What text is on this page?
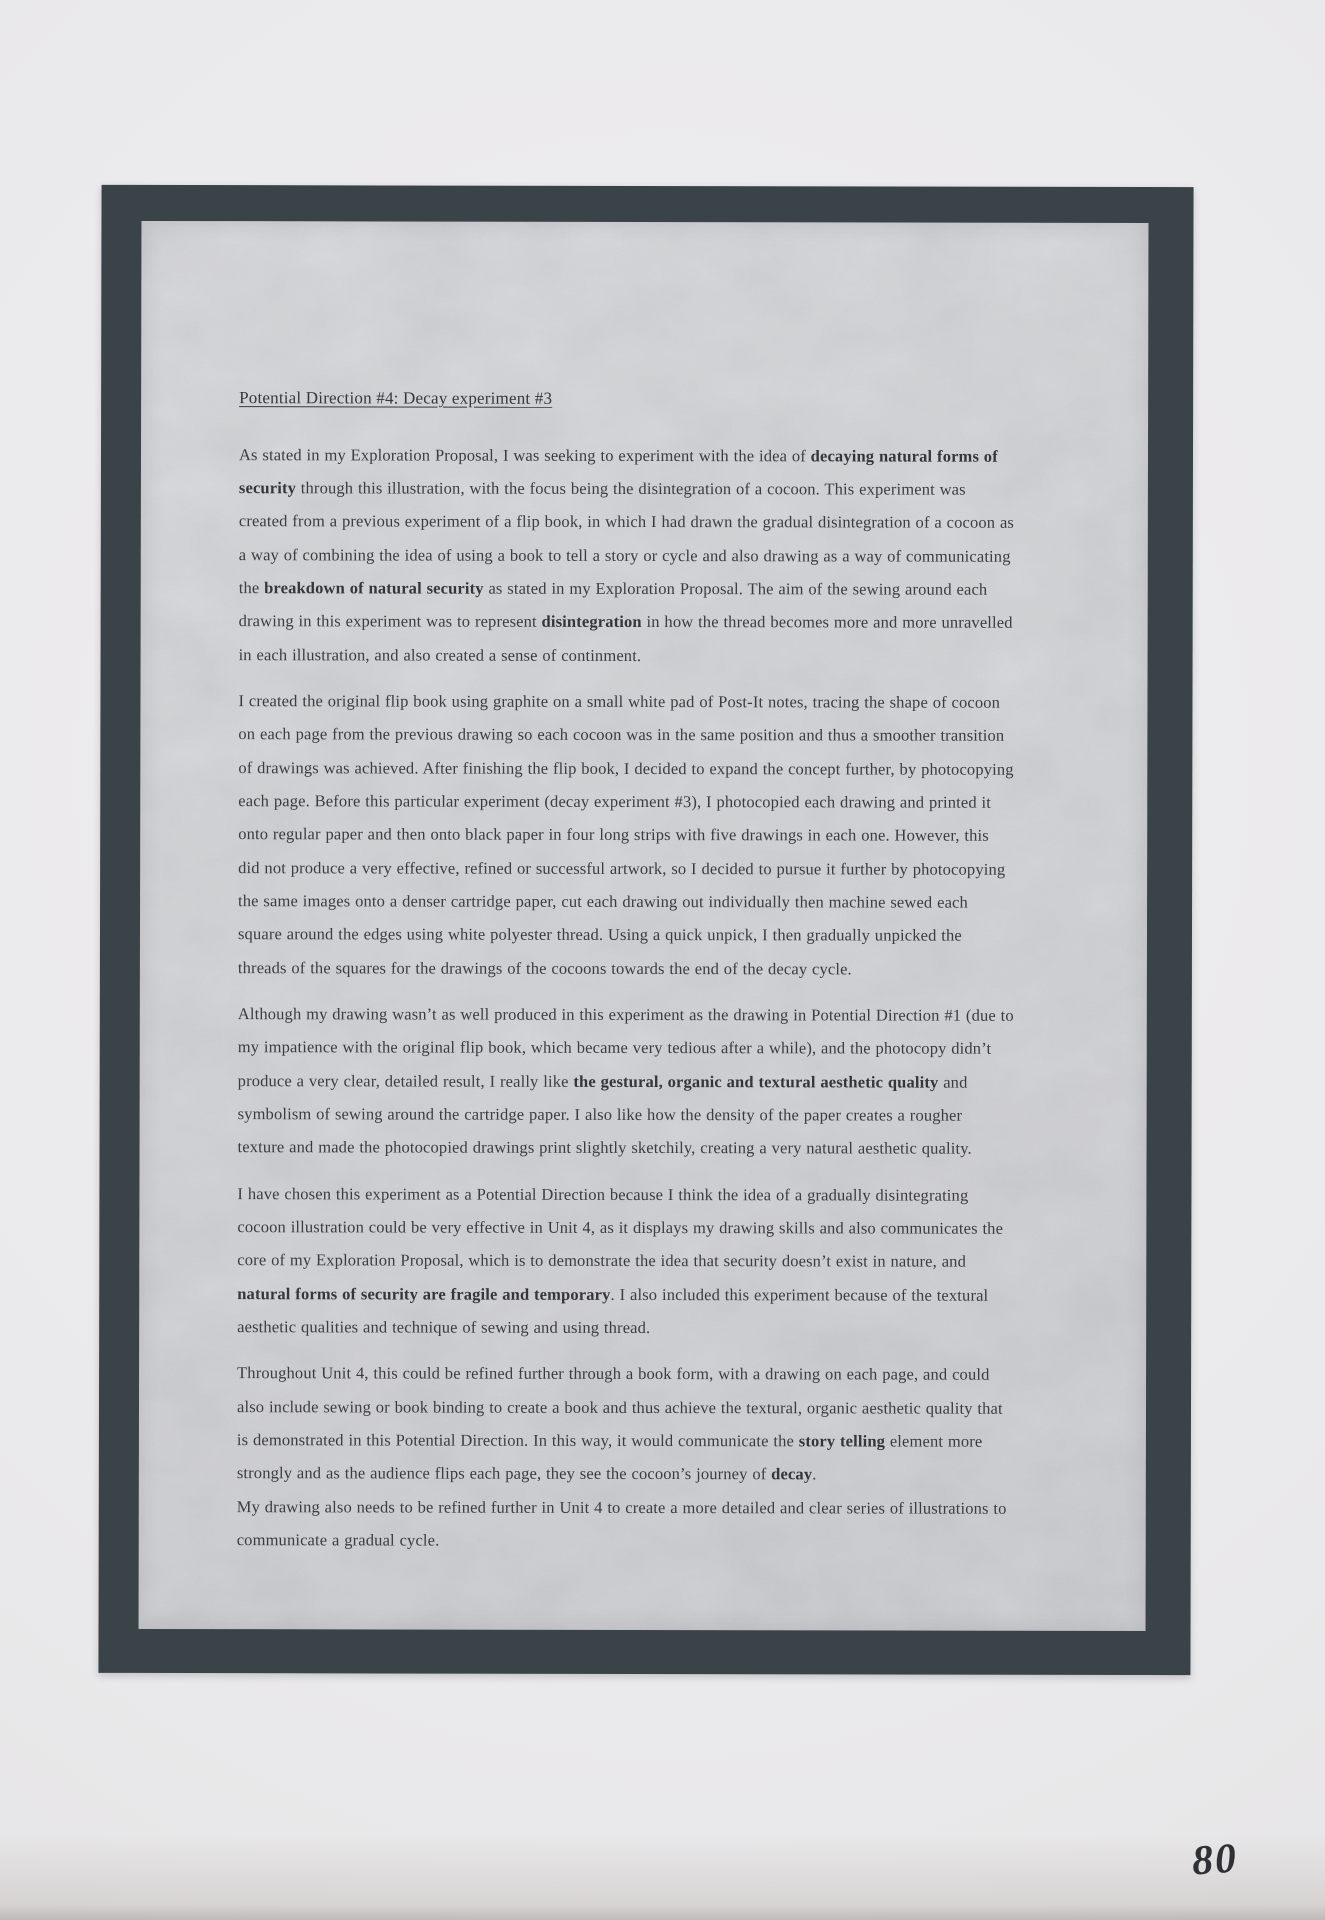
Potential Direction #4: Decay experiment #3

As stated in my Exploration Proposal, I was seeking to experiment with the idea of decaying natural forms of security through this illustration, with the focus being the disintegration of a cocoon. This experiment was created from a previous experiment of a flip book, in which I had drawn the gradual disintegration of a cocoon as a way of combining the idea of using a book to tell a story or cycle and also drawing as a way of communicating the breakdown of natural security as stated in my Exploration Proposal. The aim of the sewing around each drawing in this experiment was to represent disintegration in how the thread becomes more and more unravelled in each illustration, and also created a sense of continment.

I created the original flip book using graphite on a small white pad of Post-It notes, tracing the shape of cocoon on each page from the previous drawing so each cocoon was in the same position and thus a smoother transition of drawings was achieved. After finishing the flip book, I decided to expand the concept further, by photocopying each page. Before this particular experiment (decay experiment #3), I photocopied each drawing and printed it onto regular paper and then onto black paper in four long strips with five drawings in each one. However, this did not produce a very effective, refined or successful artwork, so I decided to pursue it further by photocopying the same images onto a denser cartridge paper, cut each drawing out individually then machine sewed each square around the edges using white polyester thread. Using a quick unpick, I then gradually unpicked the threads of the squares for the drawings of the cocoons towards the end of the decay cycle.

Although my drawing wasn’t as well produced in this experiment as the drawing in Potential Direction #1 (due to my impatience with the original flip book, which became very tedious after a while), and the photocopy didn’t produce a very clear, detailed result, I really like the gestural, organic and textural aesthetic quality and symbolism of sewing around the cartridge paper. I also like how the density of the paper creates a rougher texture and made the photocopied drawings print slightly sketchily, creating a very natural aesthetic quality.

I have chosen this experiment as a Potential Direction because I think the idea of a gradually disintegrating cocoon illustration could be very effective in Unit 4, as it displays my drawing skills and also communicates the core of my Exploration Proposal, which is to demonstrate the idea that security doesn’t exist in nature, and natural forms of security are fragile and temporary. I also included this experiment because of the textural aesthetic qualities and technique of sewing and using thread.

Throughout Unit 4, this could be refined further through a book form, with a drawing on each page, and could also include sewing or book binding to create a book and thus achieve the textural, organic aesthetic quality that is demonstrated in this Potential Direction. In this way, it would communicate the story telling element more strongly and as the audience flips each page, they see the cocoon’s journey of decay.

My drawing also needs to be refined further in Unit 4 to create a more detailed and clear series of illustrations to communicate a gradual cycle.

80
::::::::::
* [WHAT IS REQUIRED] Leave out the pictures and copy the rest of the material above exactly.

* [FINAL ANSWER]
What text is on this page?
Potential Direction #4: Decay experiment #3

As stated in my Exploration Proposal, I was seeking to experiment with the idea of decaying natural forms of security through this illustration, with the focus being the disintegration of a cocoon. This experiment was created from a previous experiment of a flip book, in which I had drawn the gradual disintegration of a cocoon as a way of combining the idea of using a book to tell a story or cycle and also drawing as a way of communicating the breakdown of natural security as stated in my Exploration Proposal. The aim of the sewing around each drawing in this experiment was to represent disintegration in how the thread becomes more and more unravelled in each illustration, and also created a sense of continment.

I created the original flip book using graphite on a small white pad of Post-It notes, tracing the shape of cocoon on each page from the previous drawing so each cocoon was in the same position and thus a smoother transition of drawings was achieved. After finishing the flip book, I decided to expand the concept further, by photocopying each page. Before this particular experiment (decay experiment #3), I photocopied each drawing and printed it onto regular paper and then onto black paper in four long strips with five drawings in each one. However, this did not produce a very effective, refined or successful artwork, so I decided to pursue it further by photocopying the same images onto a denser cartridge paper, cut each drawing out individually then machine sewed each square around the edges using white polyester thread. Using a quick unpick, I then gradually unpicked the threads of the squares for the drawings of the cocoons towards the end of the decay cycle.

Although my drawing wasn’t as well produced in this experiment as the drawing in Potential Direction #1 (due to my impatience with the original flip book, which became very tedious after a while), and the photocopy didn’t produce a very clear, detailed result, I really like the gestural, organic and textural aesthetic quality and symbolism of sewing around the cartridge paper. I also like how the density of the paper creates a rougher texture and made the photocopied drawings print slightly sketchily, creating a very natural aesthetic quality.

I have chosen this experiment as a Potential Direction because I think the idea of a gradually disintegrating cocoon illustration could be very effective in Unit 4, as it displays my drawing skills and also communicates the core of my Exploration Proposal, which is to demonstrate the idea that security doesn’t exist in nature, and natural forms of security are fragile and temporary. I also included this experiment because of the textural aesthetic qualities and technique of sewing and using thread.

Throughout Unit 4, this could be refined further through a book form, with a drawing on each page, and could also include sewing or book binding to create a book and thus achieve the textural, organic aesthetic quality that is demonstrated in this Potential Direction. In this way, it would communicate the story telling element more strongly and as the audience flips each page, they see the cocoon’s journey of decay.

My drawing also needs to be refined further in Unit 4 to create a more detailed and clear series of illustrations to communicate a gradual cycle.

80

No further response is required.